+++ PROVIDED DATA
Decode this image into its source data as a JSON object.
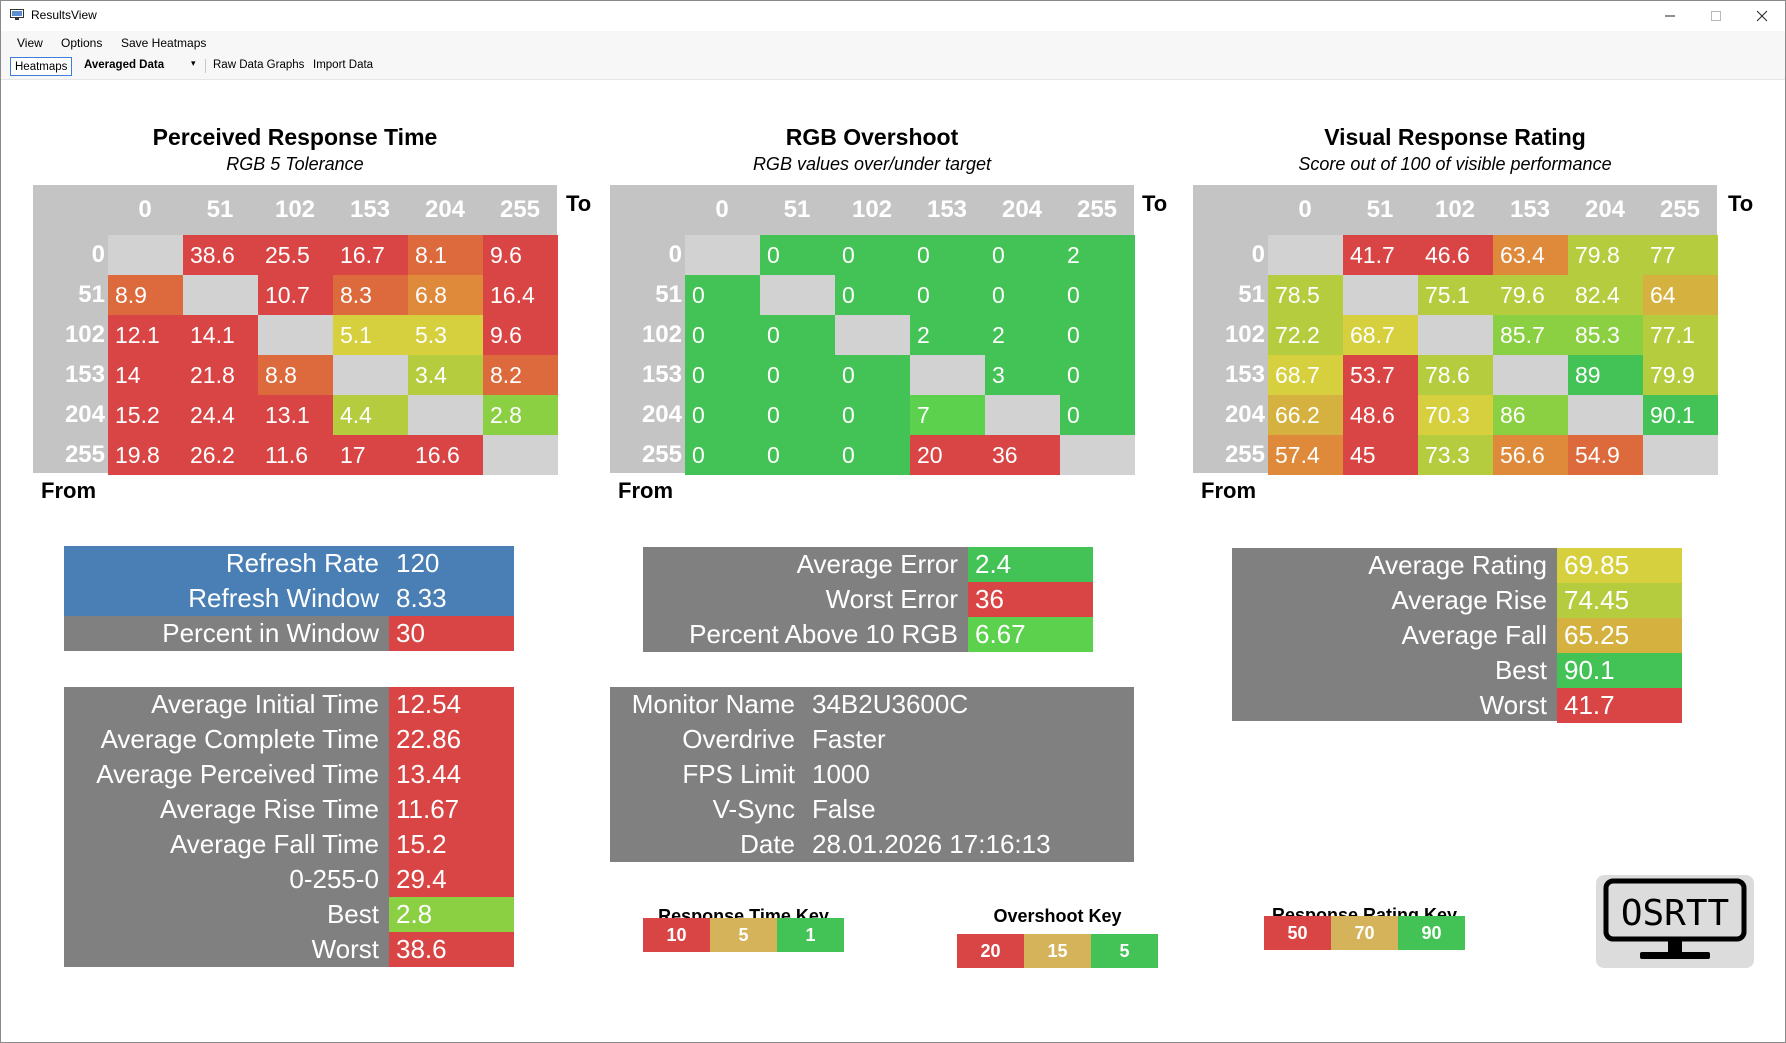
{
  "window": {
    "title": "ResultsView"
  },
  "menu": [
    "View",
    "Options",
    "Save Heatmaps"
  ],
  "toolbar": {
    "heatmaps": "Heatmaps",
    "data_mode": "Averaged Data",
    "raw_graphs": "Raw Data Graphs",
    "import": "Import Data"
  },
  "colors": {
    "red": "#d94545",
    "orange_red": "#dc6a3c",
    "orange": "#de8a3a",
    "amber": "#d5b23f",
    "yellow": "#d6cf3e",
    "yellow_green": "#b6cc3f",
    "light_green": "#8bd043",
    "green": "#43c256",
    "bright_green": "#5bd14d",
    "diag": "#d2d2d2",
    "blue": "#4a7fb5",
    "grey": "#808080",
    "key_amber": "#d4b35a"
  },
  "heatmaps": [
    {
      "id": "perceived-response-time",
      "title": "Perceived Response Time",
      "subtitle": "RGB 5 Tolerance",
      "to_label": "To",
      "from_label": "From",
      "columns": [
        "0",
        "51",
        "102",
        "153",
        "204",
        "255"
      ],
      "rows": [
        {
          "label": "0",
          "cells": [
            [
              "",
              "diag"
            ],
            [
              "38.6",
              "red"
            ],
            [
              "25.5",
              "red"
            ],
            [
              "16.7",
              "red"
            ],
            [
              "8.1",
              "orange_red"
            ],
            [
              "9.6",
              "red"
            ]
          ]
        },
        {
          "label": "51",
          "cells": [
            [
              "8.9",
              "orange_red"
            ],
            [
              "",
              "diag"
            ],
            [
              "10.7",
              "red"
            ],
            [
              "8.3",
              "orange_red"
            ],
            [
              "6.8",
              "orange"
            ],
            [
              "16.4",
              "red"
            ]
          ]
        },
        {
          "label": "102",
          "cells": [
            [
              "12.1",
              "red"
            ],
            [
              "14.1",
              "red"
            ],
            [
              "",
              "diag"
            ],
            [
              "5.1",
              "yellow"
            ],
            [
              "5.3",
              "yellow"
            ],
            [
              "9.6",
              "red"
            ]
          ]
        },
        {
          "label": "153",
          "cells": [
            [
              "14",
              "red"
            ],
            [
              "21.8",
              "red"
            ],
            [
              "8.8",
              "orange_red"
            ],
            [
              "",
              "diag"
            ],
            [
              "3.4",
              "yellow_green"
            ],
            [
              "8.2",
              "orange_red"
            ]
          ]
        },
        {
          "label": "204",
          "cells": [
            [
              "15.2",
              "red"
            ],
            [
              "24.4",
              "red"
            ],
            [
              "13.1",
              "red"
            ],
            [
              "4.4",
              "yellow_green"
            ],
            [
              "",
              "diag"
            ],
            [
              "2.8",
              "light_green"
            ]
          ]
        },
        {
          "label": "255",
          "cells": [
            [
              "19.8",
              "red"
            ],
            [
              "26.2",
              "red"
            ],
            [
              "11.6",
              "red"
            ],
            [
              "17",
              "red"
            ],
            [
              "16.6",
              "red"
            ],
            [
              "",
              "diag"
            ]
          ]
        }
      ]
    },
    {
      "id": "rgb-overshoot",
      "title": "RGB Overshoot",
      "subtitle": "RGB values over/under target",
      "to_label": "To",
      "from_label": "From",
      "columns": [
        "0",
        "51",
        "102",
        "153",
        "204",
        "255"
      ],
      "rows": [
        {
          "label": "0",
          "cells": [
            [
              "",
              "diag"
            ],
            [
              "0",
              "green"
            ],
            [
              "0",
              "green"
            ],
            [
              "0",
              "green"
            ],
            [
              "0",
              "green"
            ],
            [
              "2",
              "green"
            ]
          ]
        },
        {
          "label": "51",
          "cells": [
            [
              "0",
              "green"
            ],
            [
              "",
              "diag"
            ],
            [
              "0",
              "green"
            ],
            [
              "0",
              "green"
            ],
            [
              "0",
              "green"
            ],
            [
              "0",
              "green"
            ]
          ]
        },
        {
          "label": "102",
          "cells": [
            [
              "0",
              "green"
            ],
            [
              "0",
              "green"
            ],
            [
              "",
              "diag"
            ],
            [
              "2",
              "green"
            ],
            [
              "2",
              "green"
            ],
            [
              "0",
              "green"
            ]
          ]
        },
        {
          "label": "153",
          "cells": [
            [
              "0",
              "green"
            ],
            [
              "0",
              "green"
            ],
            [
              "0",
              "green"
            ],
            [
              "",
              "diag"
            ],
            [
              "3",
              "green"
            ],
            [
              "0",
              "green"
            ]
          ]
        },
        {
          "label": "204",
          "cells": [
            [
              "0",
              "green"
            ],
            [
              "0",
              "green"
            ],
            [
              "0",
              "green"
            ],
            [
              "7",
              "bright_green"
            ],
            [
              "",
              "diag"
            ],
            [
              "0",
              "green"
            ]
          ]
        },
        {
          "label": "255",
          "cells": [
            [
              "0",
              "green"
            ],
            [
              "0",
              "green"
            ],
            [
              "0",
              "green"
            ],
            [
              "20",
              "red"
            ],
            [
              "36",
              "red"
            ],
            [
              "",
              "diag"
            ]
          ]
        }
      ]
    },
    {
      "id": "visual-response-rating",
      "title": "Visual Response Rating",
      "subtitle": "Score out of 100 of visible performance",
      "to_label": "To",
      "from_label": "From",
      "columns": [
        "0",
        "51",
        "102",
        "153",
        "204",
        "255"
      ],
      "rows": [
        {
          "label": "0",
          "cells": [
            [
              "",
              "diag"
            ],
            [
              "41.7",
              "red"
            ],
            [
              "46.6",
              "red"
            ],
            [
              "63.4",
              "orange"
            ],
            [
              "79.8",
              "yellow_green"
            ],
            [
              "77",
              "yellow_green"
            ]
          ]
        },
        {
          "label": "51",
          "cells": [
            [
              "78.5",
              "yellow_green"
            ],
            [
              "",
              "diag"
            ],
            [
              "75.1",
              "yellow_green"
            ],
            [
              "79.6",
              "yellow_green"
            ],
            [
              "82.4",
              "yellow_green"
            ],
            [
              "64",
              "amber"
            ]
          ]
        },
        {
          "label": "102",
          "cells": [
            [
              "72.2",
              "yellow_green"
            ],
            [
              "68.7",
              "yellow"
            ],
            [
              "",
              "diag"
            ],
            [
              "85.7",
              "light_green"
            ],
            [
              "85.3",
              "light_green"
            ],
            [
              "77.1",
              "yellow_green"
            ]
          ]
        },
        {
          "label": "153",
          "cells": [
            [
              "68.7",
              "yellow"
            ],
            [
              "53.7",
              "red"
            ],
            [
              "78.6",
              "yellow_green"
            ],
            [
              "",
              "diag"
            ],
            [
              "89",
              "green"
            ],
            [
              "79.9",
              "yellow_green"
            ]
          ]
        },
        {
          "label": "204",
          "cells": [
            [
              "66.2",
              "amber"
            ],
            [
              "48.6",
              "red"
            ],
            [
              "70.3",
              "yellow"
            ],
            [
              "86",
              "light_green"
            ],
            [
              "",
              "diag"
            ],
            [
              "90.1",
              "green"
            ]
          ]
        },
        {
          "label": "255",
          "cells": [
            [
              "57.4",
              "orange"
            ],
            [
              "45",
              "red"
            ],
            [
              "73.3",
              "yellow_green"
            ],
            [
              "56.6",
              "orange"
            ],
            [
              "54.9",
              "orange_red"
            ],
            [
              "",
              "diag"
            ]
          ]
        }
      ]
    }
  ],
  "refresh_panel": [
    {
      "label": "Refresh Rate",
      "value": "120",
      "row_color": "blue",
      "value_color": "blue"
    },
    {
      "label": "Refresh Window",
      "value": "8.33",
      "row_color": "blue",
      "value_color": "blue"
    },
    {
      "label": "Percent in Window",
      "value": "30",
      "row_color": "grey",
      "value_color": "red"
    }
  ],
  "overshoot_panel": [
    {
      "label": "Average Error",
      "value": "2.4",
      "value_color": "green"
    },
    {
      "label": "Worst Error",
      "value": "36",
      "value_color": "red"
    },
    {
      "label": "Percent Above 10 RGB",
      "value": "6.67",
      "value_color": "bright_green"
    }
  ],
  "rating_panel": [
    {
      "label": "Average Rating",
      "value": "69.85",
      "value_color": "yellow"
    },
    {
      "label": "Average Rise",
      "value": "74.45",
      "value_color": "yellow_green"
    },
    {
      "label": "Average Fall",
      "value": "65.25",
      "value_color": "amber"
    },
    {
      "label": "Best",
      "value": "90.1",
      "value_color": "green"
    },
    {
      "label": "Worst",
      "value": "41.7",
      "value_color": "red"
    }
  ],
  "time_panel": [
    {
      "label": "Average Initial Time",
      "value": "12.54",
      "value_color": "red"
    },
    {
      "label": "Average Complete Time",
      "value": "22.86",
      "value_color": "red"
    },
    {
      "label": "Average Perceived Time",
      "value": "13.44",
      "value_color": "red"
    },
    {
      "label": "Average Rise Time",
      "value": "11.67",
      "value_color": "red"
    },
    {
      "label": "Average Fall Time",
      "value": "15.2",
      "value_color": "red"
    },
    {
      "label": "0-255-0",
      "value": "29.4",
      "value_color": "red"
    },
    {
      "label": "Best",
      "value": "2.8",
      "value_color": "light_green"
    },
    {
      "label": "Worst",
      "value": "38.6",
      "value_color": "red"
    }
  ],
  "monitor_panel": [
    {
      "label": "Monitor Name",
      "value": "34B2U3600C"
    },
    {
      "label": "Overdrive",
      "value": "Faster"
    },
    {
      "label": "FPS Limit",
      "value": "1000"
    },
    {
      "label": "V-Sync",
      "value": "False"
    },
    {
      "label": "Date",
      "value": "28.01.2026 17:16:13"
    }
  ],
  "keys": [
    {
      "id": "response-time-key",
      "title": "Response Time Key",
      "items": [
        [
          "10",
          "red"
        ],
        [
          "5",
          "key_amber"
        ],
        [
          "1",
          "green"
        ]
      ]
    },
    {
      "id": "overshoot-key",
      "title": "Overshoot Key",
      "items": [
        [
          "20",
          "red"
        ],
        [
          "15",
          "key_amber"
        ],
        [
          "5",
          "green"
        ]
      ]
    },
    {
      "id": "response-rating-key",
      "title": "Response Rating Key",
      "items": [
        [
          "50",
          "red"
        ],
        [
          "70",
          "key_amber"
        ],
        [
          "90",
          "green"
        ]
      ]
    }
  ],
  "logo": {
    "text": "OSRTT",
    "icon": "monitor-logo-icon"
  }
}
++++++
+++ PROVIDED DATA
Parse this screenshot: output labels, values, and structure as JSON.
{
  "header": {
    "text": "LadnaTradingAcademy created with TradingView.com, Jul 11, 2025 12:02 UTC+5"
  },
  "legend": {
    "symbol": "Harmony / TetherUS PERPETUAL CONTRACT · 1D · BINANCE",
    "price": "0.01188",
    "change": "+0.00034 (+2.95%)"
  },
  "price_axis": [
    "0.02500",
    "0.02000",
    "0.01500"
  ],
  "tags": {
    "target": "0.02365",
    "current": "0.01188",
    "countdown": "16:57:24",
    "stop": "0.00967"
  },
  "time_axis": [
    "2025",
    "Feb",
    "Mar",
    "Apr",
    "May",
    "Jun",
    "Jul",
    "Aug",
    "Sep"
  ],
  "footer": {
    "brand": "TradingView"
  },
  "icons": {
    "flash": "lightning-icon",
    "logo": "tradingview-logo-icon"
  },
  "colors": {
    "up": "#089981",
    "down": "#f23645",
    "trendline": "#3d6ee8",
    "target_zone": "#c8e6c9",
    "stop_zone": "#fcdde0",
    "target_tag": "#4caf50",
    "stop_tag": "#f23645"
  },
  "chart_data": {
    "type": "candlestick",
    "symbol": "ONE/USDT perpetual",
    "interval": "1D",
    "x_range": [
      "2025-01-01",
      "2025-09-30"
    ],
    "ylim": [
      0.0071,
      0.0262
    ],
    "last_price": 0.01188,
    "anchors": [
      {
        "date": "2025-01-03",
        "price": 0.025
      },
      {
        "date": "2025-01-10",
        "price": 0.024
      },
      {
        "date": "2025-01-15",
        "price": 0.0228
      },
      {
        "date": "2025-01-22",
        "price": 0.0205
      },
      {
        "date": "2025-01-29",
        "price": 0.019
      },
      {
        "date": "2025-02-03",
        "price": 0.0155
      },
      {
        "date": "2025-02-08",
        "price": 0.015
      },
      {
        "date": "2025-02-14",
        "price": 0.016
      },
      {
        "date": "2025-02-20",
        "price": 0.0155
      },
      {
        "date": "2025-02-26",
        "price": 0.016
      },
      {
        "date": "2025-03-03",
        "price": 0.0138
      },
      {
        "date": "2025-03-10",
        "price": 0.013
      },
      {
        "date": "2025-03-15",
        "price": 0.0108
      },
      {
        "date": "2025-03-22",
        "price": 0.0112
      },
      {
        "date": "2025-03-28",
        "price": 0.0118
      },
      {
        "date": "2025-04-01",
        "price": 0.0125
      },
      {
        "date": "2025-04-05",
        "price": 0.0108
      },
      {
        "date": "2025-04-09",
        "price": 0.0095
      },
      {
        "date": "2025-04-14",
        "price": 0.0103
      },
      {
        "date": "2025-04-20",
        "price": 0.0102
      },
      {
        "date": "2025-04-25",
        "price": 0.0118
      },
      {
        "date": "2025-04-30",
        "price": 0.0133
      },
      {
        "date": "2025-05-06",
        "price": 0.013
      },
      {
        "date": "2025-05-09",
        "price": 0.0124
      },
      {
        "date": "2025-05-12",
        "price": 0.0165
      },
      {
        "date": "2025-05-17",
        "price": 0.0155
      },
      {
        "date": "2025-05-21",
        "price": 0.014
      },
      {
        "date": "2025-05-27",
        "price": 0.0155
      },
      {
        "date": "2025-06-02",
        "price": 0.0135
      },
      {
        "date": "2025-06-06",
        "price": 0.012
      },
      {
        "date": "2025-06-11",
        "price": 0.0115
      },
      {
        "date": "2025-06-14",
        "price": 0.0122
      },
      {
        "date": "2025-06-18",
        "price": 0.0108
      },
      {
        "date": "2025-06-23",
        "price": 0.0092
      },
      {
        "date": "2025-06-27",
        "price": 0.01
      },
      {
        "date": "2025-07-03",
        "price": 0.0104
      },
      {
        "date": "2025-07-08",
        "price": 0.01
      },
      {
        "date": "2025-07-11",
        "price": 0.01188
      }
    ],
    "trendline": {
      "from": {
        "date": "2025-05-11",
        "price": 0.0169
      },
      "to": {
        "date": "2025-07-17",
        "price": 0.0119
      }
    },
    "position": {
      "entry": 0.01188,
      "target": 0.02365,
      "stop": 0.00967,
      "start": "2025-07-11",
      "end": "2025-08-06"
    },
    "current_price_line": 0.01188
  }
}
++++++
• [TASK OBJECTIVE]:
Check every line of the data above for the string "Rise", and copy those that have it.

• [RESULT OF THE EXERCISE]:
      "label": "Average Rise",
      "label": "Average Rise Time",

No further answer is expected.